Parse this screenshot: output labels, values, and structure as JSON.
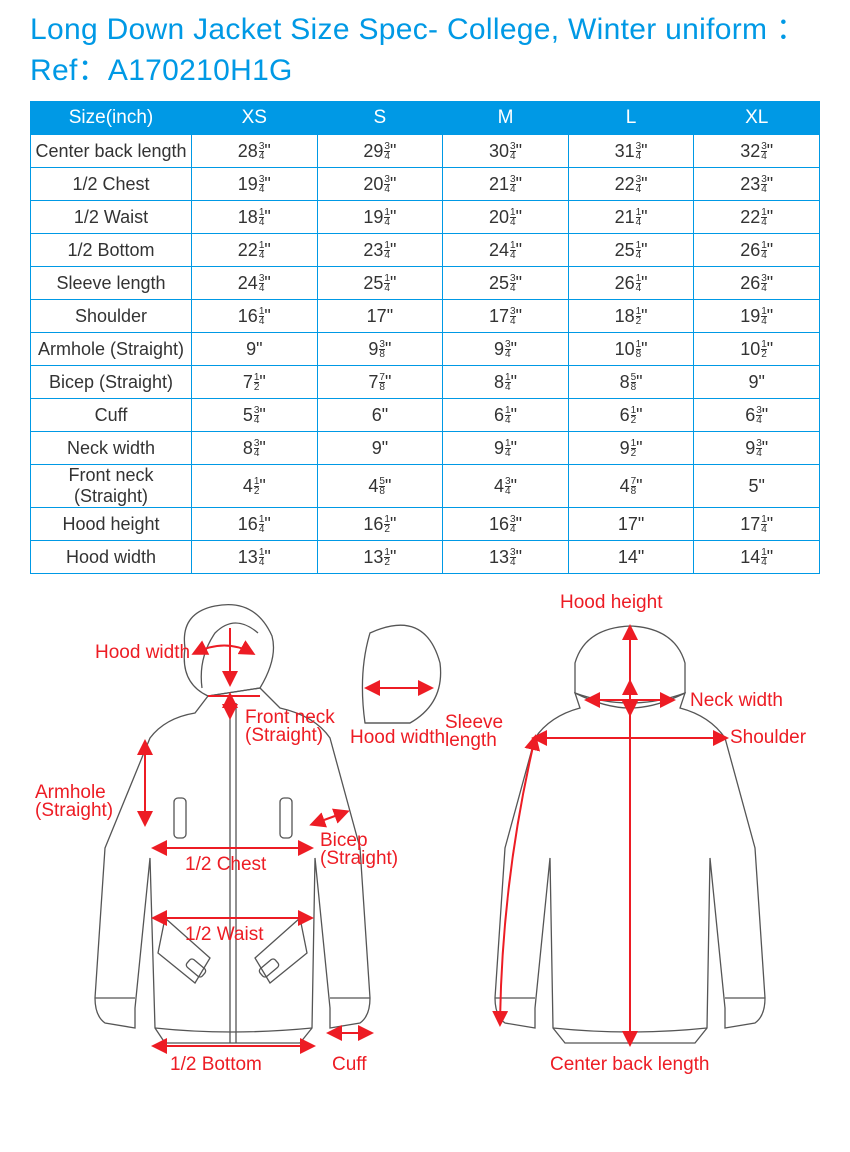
{
  "title_line1": "Long Down Jacket Size Spec- College, Winter uniform ：",
  "title_line2": "Ref：A170210H1G",
  "table": {
    "header_label": "Size(inch)",
    "sizes": [
      "XS",
      "S",
      "M",
      "L",
      "XL"
    ],
    "rows": [
      {
        "label": "Center back length",
        "values": [
          {
            "w": "28",
            "n": "3",
            "d": "4"
          },
          {
            "w": "29",
            "n": "3",
            "d": "4"
          },
          {
            "w": "30",
            "n": "3",
            "d": "4"
          },
          {
            "w": "31",
            "n": "3",
            "d": "4"
          },
          {
            "w": "32",
            "n": "3",
            "d": "4"
          }
        ]
      },
      {
        "label": "1/2 Chest",
        "values": [
          {
            "w": "19",
            "n": "3",
            "d": "4"
          },
          {
            "w": "20",
            "n": "3",
            "d": "4"
          },
          {
            "w": "21",
            "n": "3",
            "d": "4"
          },
          {
            "w": "22",
            "n": "3",
            "d": "4"
          },
          {
            "w": "23",
            "n": "3",
            "d": "4"
          }
        ]
      },
      {
        "label": "1/2 Waist",
        "values": [
          {
            "w": "18",
            "n": "1",
            "d": "4"
          },
          {
            "w": "19",
            "n": "1",
            "d": "4"
          },
          {
            "w": "20",
            "n": "1",
            "d": "4"
          },
          {
            "w": "21",
            "n": "1",
            "d": "4"
          },
          {
            "w": "22",
            "n": "1",
            "d": "4"
          }
        ]
      },
      {
        "label": "1/2 Bottom",
        "values": [
          {
            "w": "22",
            "n": "1",
            "d": "4"
          },
          {
            "w": "23",
            "n": "1",
            "d": "4"
          },
          {
            "w": "24",
            "n": "1",
            "d": "4"
          },
          {
            "w": "25",
            "n": "1",
            "d": "4"
          },
          {
            "w": "26",
            "n": "1",
            "d": "4"
          }
        ]
      },
      {
        "label": "Sleeve length",
        "values": [
          {
            "w": "24",
            "n": "3",
            "d": "4"
          },
          {
            "w": "25",
            "n": "1",
            "d": "4"
          },
          {
            "w": "25",
            "n": "3",
            "d": "4"
          },
          {
            "w": "26",
            "n": "1",
            "d": "4"
          },
          {
            "w": "26",
            "n": "3",
            "d": "4"
          }
        ]
      },
      {
        "label": "Shoulder",
        "values": [
          {
            "w": "16",
            "n": "1",
            "d": "4"
          },
          {
            "w": "17"
          },
          {
            "w": "17",
            "n": "3",
            "d": "4"
          },
          {
            "w": "18",
            "n": "1",
            "d": "2"
          },
          {
            "w": "19",
            "n": "1",
            "d": "4"
          }
        ]
      },
      {
        "label": "Armhole (Straight)",
        "values": [
          {
            "w": "9"
          },
          {
            "w": "9",
            "n": "3",
            "d": "8"
          },
          {
            "w": "9",
            "n": "3",
            "d": "4"
          },
          {
            "w": "10",
            "n": "1",
            "d": "8"
          },
          {
            "w": "10",
            "n": "1",
            "d": "2"
          }
        ]
      },
      {
        "label": "Bicep (Straight)",
        "values": [
          {
            "w": "7",
            "n": "1",
            "d": "2"
          },
          {
            "w": "7",
            "n": "7",
            "d": "8"
          },
          {
            "w": "8",
            "n": "1",
            "d": "4"
          },
          {
            "w": "8",
            "n": "5",
            "d": "8"
          },
          {
            "w": "9"
          }
        ]
      },
      {
        "label": "Cuff",
        "values": [
          {
            "w": "5",
            "n": "3",
            "d": "4"
          },
          {
            "w": "6"
          },
          {
            "w": "6",
            "n": "1",
            "d": "4"
          },
          {
            "w": "6",
            "n": "1",
            "d": "2"
          },
          {
            "w": "6",
            "n": "3",
            "d": "4"
          }
        ]
      },
      {
        "label": "Neck width",
        "values": [
          {
            "w": "8",
            "n": "3",
            "d": "4"
          },
          {
            "w": "9"
          },
          {
            "w": "9",
            "n": "1",
            "d": "4"
          },
          {
            "w": "9",
            "n": "1",
            "d": "2"
          },
          {
            "w": "9",
            "n": "3",
            "d": "4"
          }
        ]
      },
      {
        "label": "Front neck (Straight)",
        "values": [
          {
            "w": "4",
            "n": "1",
            "d": "2"
          },
          {
            "w": "4",
            "n": "5",
            "d": "8"
          },
          {
            "w": "4",
            "n": "3",
            "d": "4"
          },
          {
            "w": "4",
            "n": "7",
            "d": "8"
          },
          {
            "w": "5"
          }
        ]
      },
      {
        "label": "Hood height",
        "values": [
          {
            "w": "16",
            "n": "1",
            "d": "4"
          },
          {
            "w": "16",
            "n": "1",
            "d": "2"
          },
          {
            "w": "16",
            "n": "3",
            "d": "4"
          },
          {
            "w": "17"
          },
          {
            "w": "17",
            "n": "1",
            "d": "4"
          }
        ]
      },
      {
        "label": "Hood width",
        "values": [
          {
            "w": "13",
            "n": "1",
            "d": "4"
          },
          {
            "w": "13",
            "n": "1",
            "d": "2"
          },
          {
            "w": "13",
            "n": "3",
            "d": "4"
          },
          {
            "w": "14"
          },
          {
            "w": "14",
            "n": "1",
            "d": "4"
          }
        ]
      }
    ]
  },
  "diagram_labels": {
    "hood_height": "Hood height",
    "hood_width_top": "Hood width",
    "hood_width_mid": "Hood width",
    "front_neck": "Front neck\n(Straight)",
    "armhole": "Armhole\n(Straight)",
    "bicep": "Bicep\n(Straight)",
    "half_chest": "1/2 Chest",
    "half_waist": "1/2 Waist",
    "half_bottom": "1/2 Bottom",
    "cuff": "Cuff",
    "sleeve_length": "Sleeve\nlength",
    "neck_width": "Neck width",
    "shoulder": "Shoulder",
    "center_back": "Center back length"
  },
  "colors": {
    "title": "#0099e5",
    "border": "#0099e5",
    "header_bg": "#0099e5",
    "header_text": "#ffffff",
    "cell_text": "#333333",
    "label_red": "#ed1c24",
    "outline": "#555555",
    "background": "#ffffff"
  }
}
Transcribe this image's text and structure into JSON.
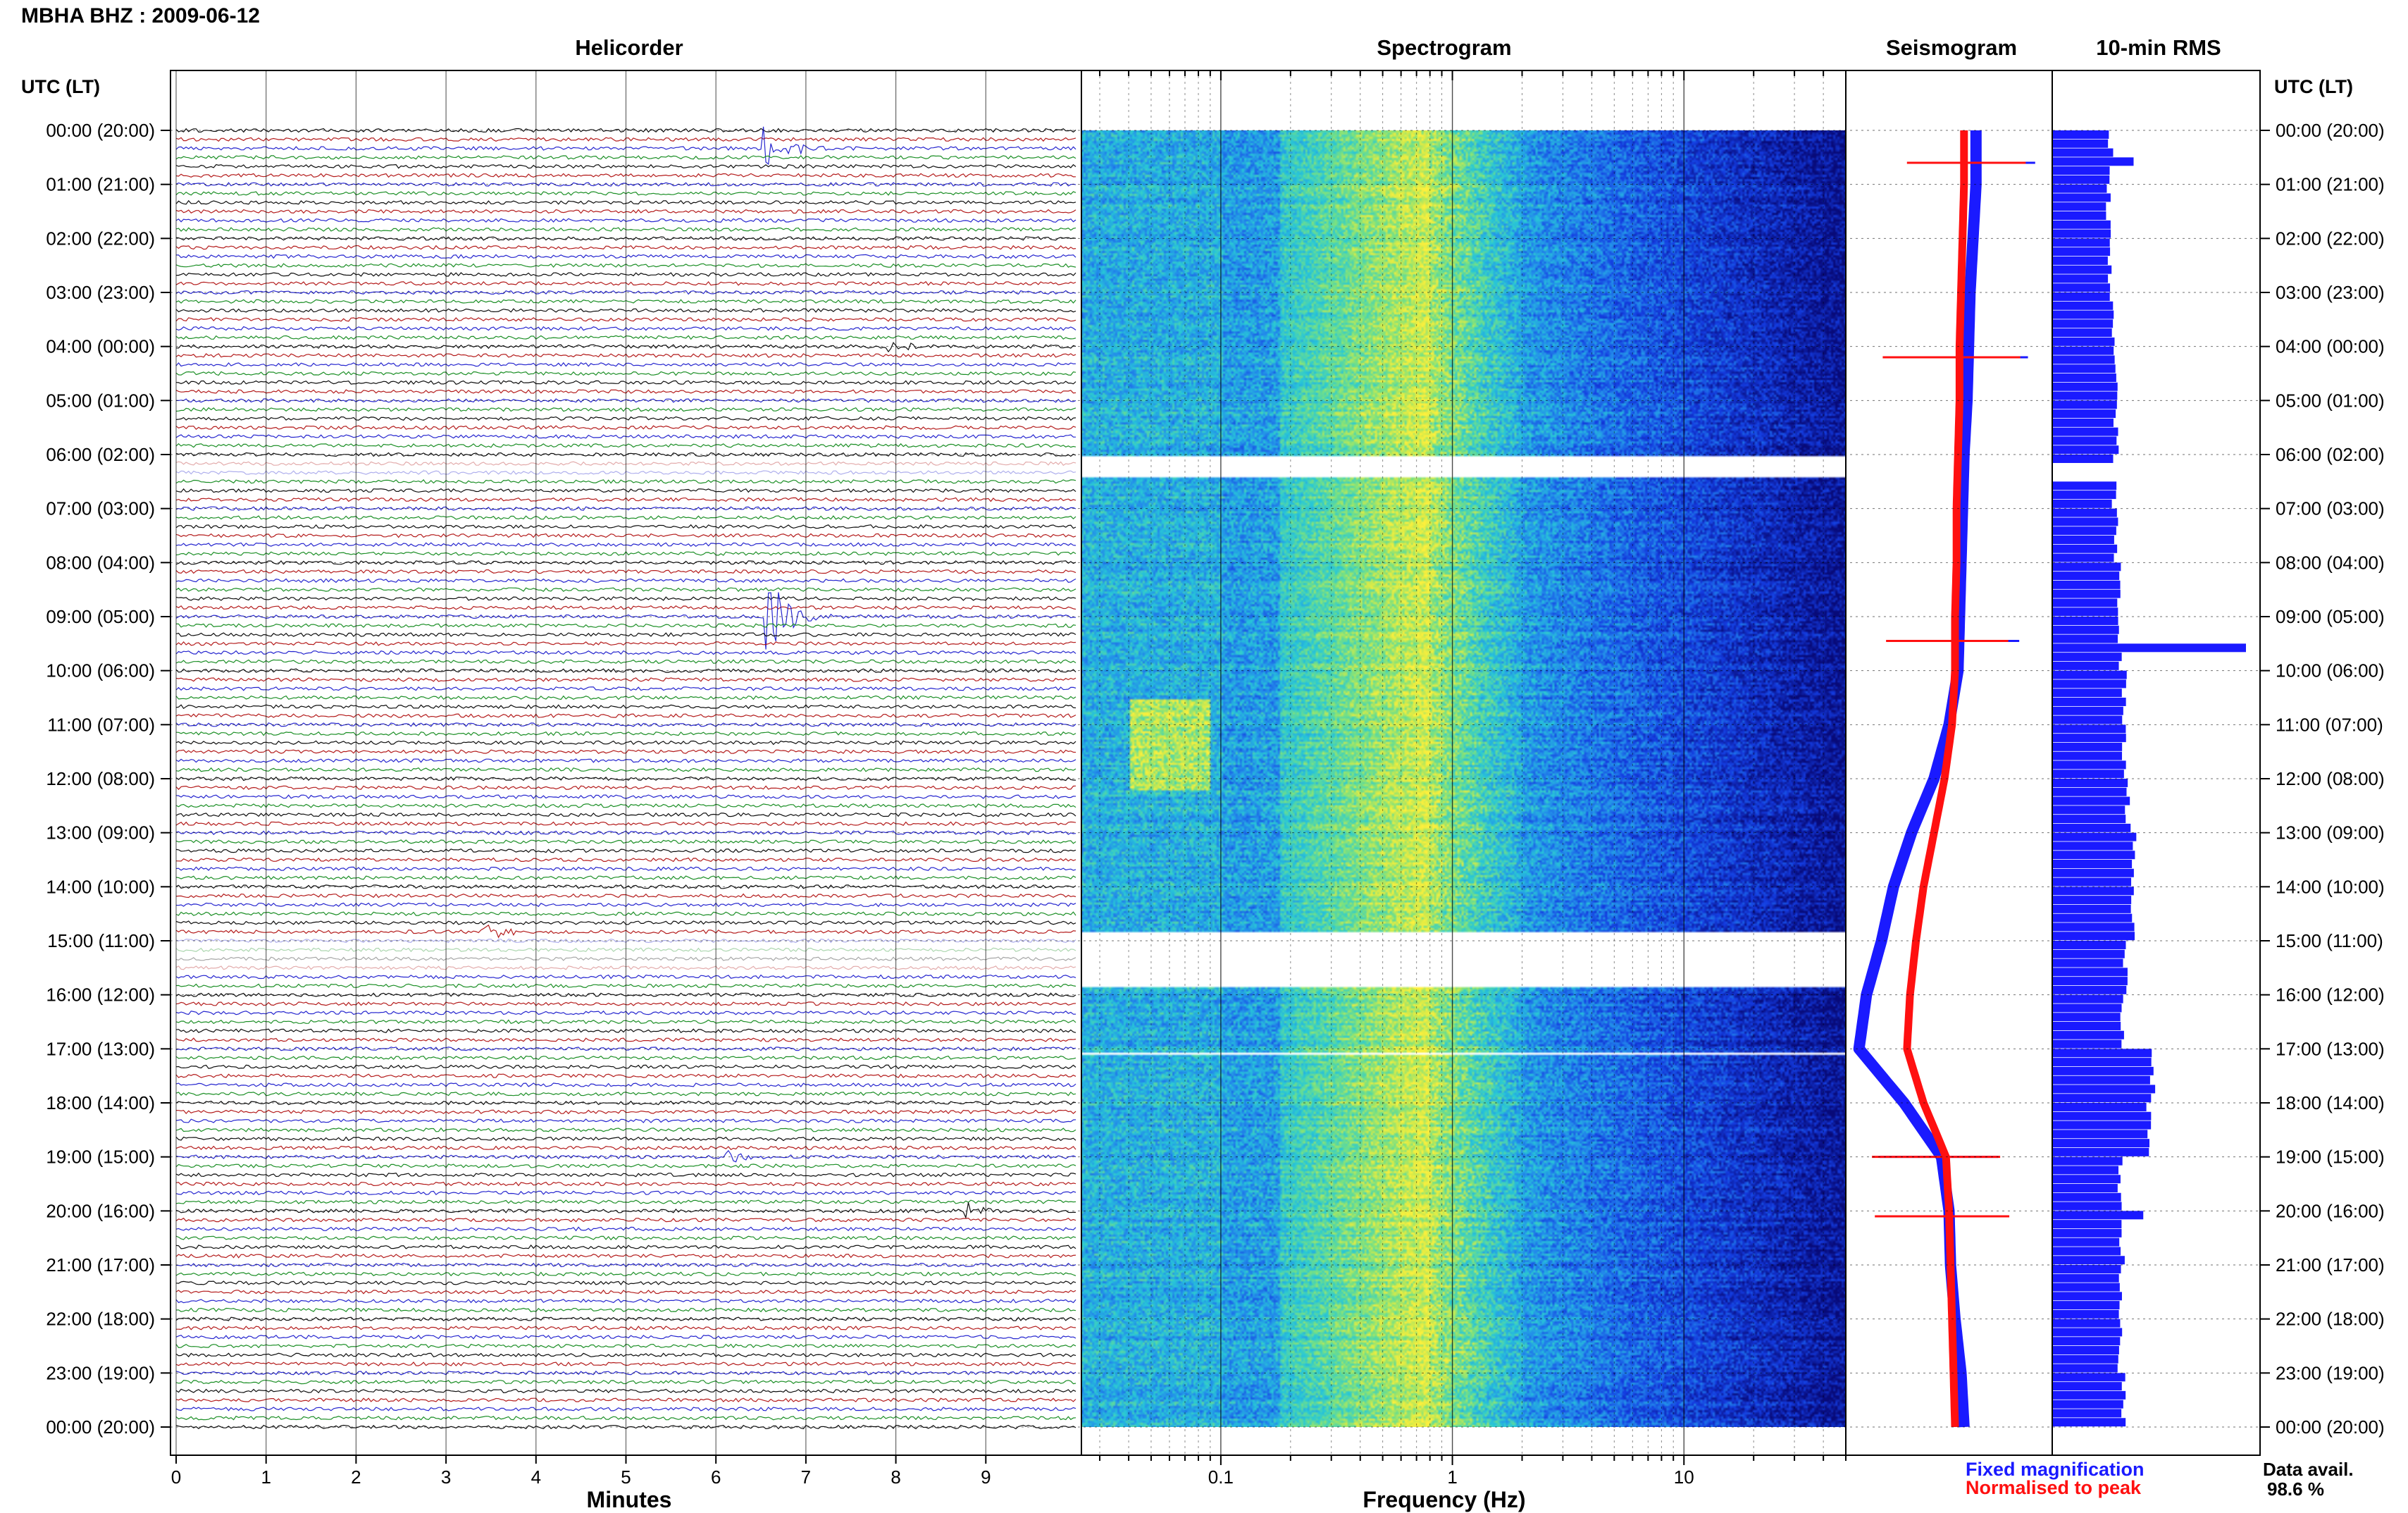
{
  "header": {
    "station_title": "MBHA BHZ : 2009-06-12",
    "time_axis_label_left": "UTC (LT)",
    "time_axis_label_right": "UTC (LT)"
  },
  "panels": {
    "helicorder": "Helicorder",
    "spectrogram": "Spectrogram",
    "seismogram": "Seismogram",
    "rms": "10-min RMS"
  },
  "axes": {
    "minutes_label": "Minutes",
    "frequency_label": "Frequency (Hz)"
  },
  "legend": {
    "fixed": "Fixed magnification",
    "normalised": "Normalised to peak",
    "fixed_color": "#1a1aff",
    "normalised_color": "#ff1010"
  },
  "availability": {
    "label": "Data avail.",
    "value": "98.6 %"
  },
  "chart_data": {
    "type": "helicorder-spectrogram-seismogram-rms",
    "time_labels": [
      "00:00 (20:00)",
      "01:00 (21:00)",
      "02:00 (22:00)",
      "03:00 (23:00)",
      "04:00 (00:00)",
      "05:00 (01:00)",
      "06:00 (02:00)",
      "07:00 (03:00)",
      "08:00 (04:00)",
      "09:00 (05:00)",
      "10:00 (06:00)",
      "11:00 (07:00)",
      "12:00 (08:00)",
      "13:00 (09:00)",
      "14:00 (10:00)",
      "15:00 (11:00)",
      "16:00 (12:00)",
      "17:00 (13:00)",
      "18:00 (14:00)",
      "19:00 (15:00)",
      "20:00 (16:00)",
      "21:00 (17:00)",
      "22:00 (18:00)",
      "23:00 (19:00)",
      "00:00 (20:00)"
    ],
    "helicorder": {
      "xlabel": "Minutes",
      "x_ticks": [
        0,
        1,
        2,
        3,
        4,
        5,
        6,
        7,
        8,
        9
      ],
      "xlim": [
        0,
        10
      ],
      "trace_colors": [
        "#000000",
        "#b01010",
        "#1a1acc",
        "#10891a"
      ],
      "events": [
        {
          "hour": 0.4,
          "minute": 6.6,
          "amplitude": 0.9,
          "color": "#10891a"
        },
        {
          "hour": 4.0,
          "minute": 8.0,
          "amplitude": 0.2,
          "color": "#000000"
        },
        {
          "hour": 9.0,
          "minute": 6.65,
          "amplitude": 1.6,
          "color": "#000000"
        },
        {
          "hour": 14.8,
          "minute": 3.5,
          "amplitude": 0.25,
          "color": "#000000"
        },
        {
          "hour": 19.0,
          "minute": 6.2,
          "amplitude": 0.2,
          "color": "#000000"
        },
        {
          "hour": 20.0,
          "minute": 8.8,
          "amplitude": 0.3,
          "color": "#000000"
        }
      ],
      "gaps_hours": [
        [
          6.1,
          6.35
        ],
        [
          15.0,
          15.5
        ]
      ]
    },
    "spectrogram": {
      "xlabel": "Frequency (Hz)",
      "scale": "log",
      "xlim": [
        0.025,
        50
      ],
      "x_tick_labels": [
        "0.1",
        "1",
        "10"
      ],
      "gaps_hours": [
        [
          6.0,
          6.4
        ],
        [
          14.8,
          15.85
        ],
        [
          17.05,
          17.1
        ]
      ],
      "peak_band_hz": [
        0.2,
        0.6
      ]
    },
    "seismogram": {
      "series": [
        {
          "name": "Fixed magnification",
          "color": "#1a1aff",
          "x_offset": [
            0.68,
            0.68,
            0.66,
            0.64,
            0.63,
            0.62,
            0.6,
            0.59,
            0.58,
            0.57,
            0.56,
            0.5,
            0.4,
            0.25,
            0.13,
            0.05,
            -0.05,
            -0.1,
            0.2,
            0.45,
            0.5,
            0.51,
            0.54,
            0.58,
            0.6
          ]
        },
        {
          "name": "Normalised to peak",
          "color": "#ff1010",
          "x_offset": [
            0.6,
            0.6,
            0.59,
            0.58,
            0.57,
            0.57,
            0.56,
            0.55,
            0.55,
            0.54,
            0.54,
            0.52,
            0.47,
            0.4,
            0.33,
            0.28,
            0.24,
            0.22,
            0.33,
            0.48,
            0.5,
            0.51,
            0.52,
            0.53,
            0.54
          ]
        }
      ],
      "spikes_hours": [
        0.6,
        4.2,
        9.45,
        19.0,
        20.1
      ]
    },
    "rms": {
      "interval_minutes": 10,
      "hourly_values": [
        0.3,
        0.29,
        0.3,
        0.31,
        0.33,
        0.33,
        0.32,
        0.33,
        0.34,
        0.35,
        0.37,
        0.37,
        0.39,
        0.42,
        0.42,
        0.38,
        0.36,
        0.52,
        0.5,
        0.35,
        0.36,
        0.35,
        0.35,
        0.37
      ],
      "spikes": [
        {
          "hour": 0.55,
          "value": 0.42
        },
        {
          "hour": 9.45,
          "value": 1.0
        },
        {
          "hour": 20.0,
          "value": 0.47
        }
      ]
    }
  }
}
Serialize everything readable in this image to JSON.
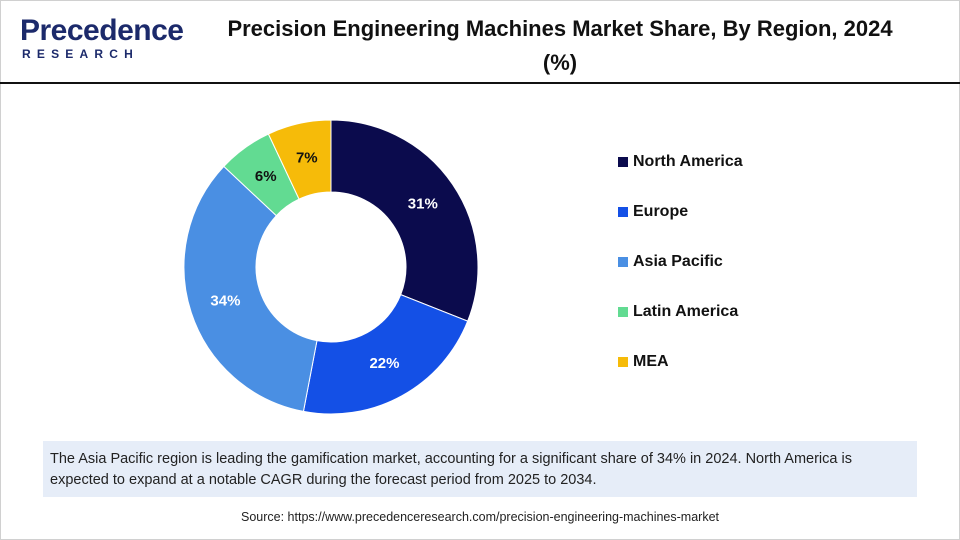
{
  "logo": {
    "name": "Precedence",
    "tagline": "RESEARCH"
  },
  "chart_data": {
    "type": "donut",
    "title": "Precision Engineering Machines Market Share, By Region, 2024 (%)",
    "categories": [
      "North America",
      "Europe",
      "Asia Pacific",
      "Latin America",
      "MEA"
    ],
    "values": [
      31,
      22,
      34,
      6,
      7
    ],
    "value_labels": [
      "31%",
      "22%",
      "34%",
      "6%",
      "7%"
    ],
    "colors": [
      "#0b0b4d",
      "#1450e6",
      "#4a8fe3",
      "#62db92",
      "#f6bb09"
    ],
    "legend": "right"
  },
  "note": "The Asia Pacific region is leading the gamification market, accounting for a significant share of 34% in 2024. North America is expected to expand at a notable CAGR during the forecast period from 2025 to 2034.",
  "source": "Source: https://www.precedenceresearch.com/precision-engineering-machines-market"
}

> _Prompt_
Reproduce nothing but the lines that run from the line containing "Serialize everything readable" through the last line of the records, inclusive. Omit the pictures.

> _Task answer_
Serialize everything readable in this image to JSON.
{
  "logo": {
    "name": "Precedence",
    "tagline": "RESEARCH"
  },
  "chart_data": {
    "type": "donut",
    "title": "Precision Engineering Machines Market Share, By Region, 2024 (%)",
    "categories": [
      "North America",
      "Europe",
      "Asia Pacific",
      "Latin America",
      "MEA"
    ],
    "values": [
      31,
      22,
      34,
      6,
      7
    ],
    "value_labels": [
      "31%",
      "22%",
      "34%",
      "6%",
      "7%"
    ],
    "colors": [
      "#0b0b4d",
      "#1450e6",
      "#4a8fe3",
      "#62db92",
      "#f6bb09"
    ],
    "legend": "right"
  },
  "note": "The Asia Pacific region is leading the gamification market, accounting for a significant share of 34% in 2024. North America is expected to expand at a notable CAGR during the forecast period from 2025 to 2034.",
  "source": "Source: https://www.precedenceresearch.com/precision-engineering-machines-market"
}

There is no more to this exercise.